> [EXERCISE DIRECTIONS] From the listing below, copy every line with the word "unit".

> [DATA IN THIS EXERCISE]
»»

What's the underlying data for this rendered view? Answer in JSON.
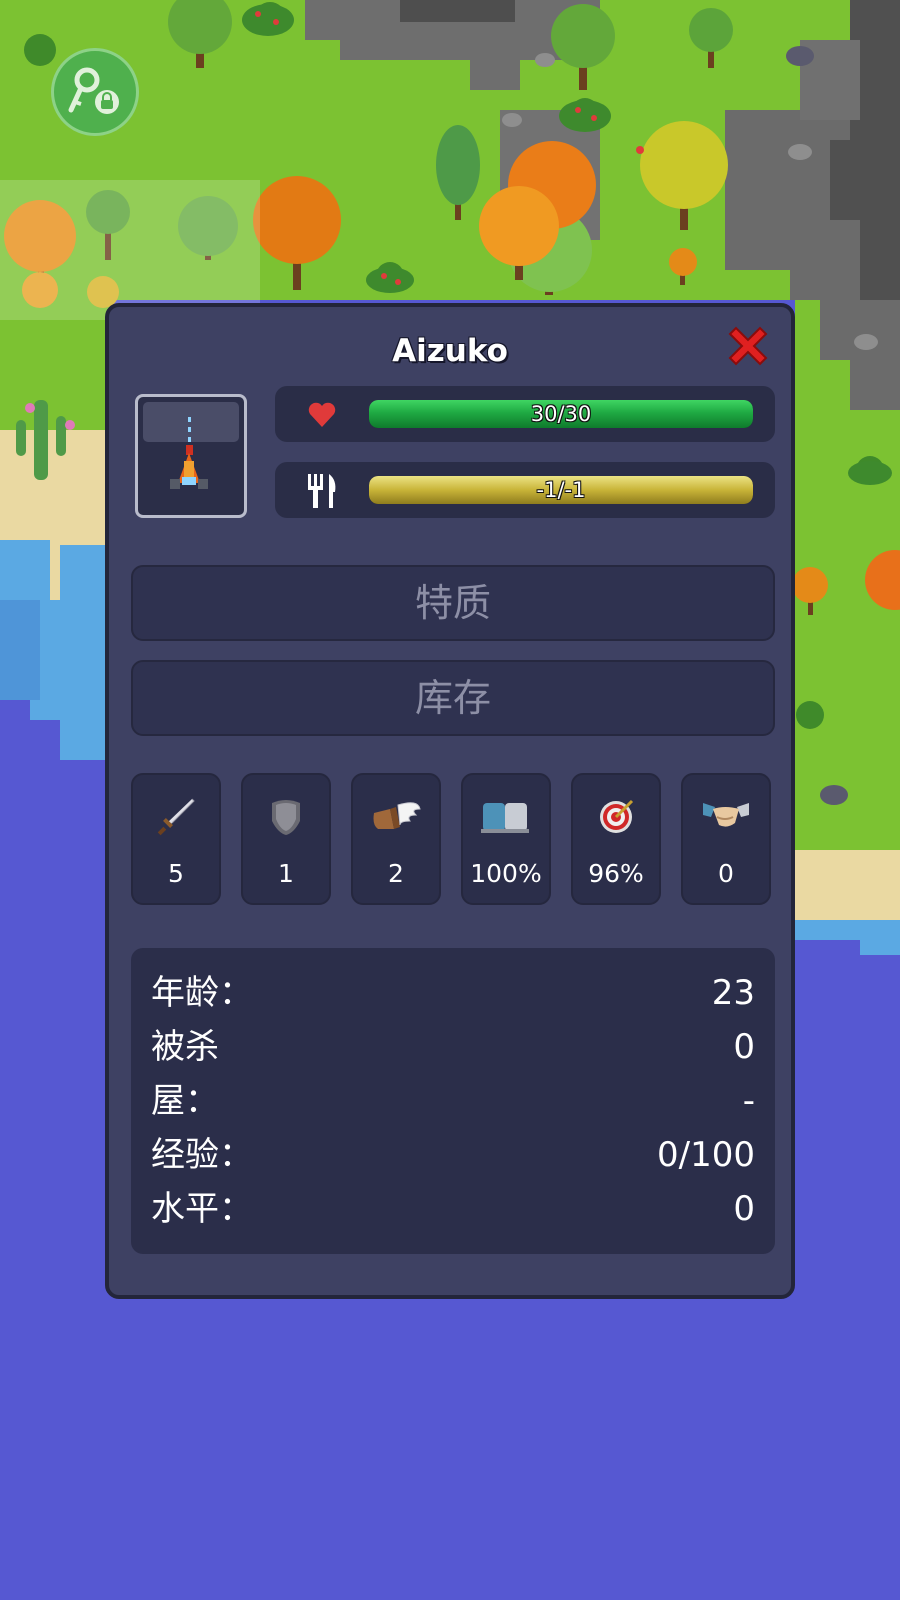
{
  "colors": {
    "panel": "#3e4163",
    "panel_dark": "#2b2e4a",
    "health_bar": "#1faa43",
    "food_bar": "#c8b438",
    "close": "#e02020",
    "water": "#5658d2",
    "grass": "#7cc232"
  },
  "lock_button": {
    "icon": "key-lock-icon"
  },
  "unit": {
    "name": "Aizuko",
    "portrait_icon": "unit-portrait-icon"
  },
  "bars": {
    "health": {
      "icon": "heart-icon",
      "text": "30/30",
      "fill": 1.0
    },
    "hunger": {
      "icon": "fork-knife-icon",
      "text": "-1/-1",
      "fill": 1.0
    }
  },
  "sections": {
    "traits": "特质",
    "inventory": "库存"
  },
  "stats": [
    {
      "icon": "sword-icon",
      "value": "5"
    },
    {
      "icon": "armor-icon",
      "value": "1"
    },
    {
      "icon": "wing-boot-icon",
      "value": "2"
    },
    {
      "icon": "stamina-icon",
      "value": "100%"
    },
    {
      "icon": "target-icon",
      "value": "96%"
    },
    {
      "icon": "handshake-icon",
      "value": "0"
    }
  ],
  "info": [
    {
      "label": "年龄：",
      "value": "23"
    },
    {
      "label": "被杀",
      "value": "0"
    },
    {
      "label": "屋：",
      "value": "-"
    },
    {
      "label": "经验：",
      "value": "0/100"
    },
    {
      "label": "水平：",
      "value": "0"
    }
  ]
}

««

> [RESULT BELOW]
  "unit": {
    "portrait_icon": "unit-portrait-icon"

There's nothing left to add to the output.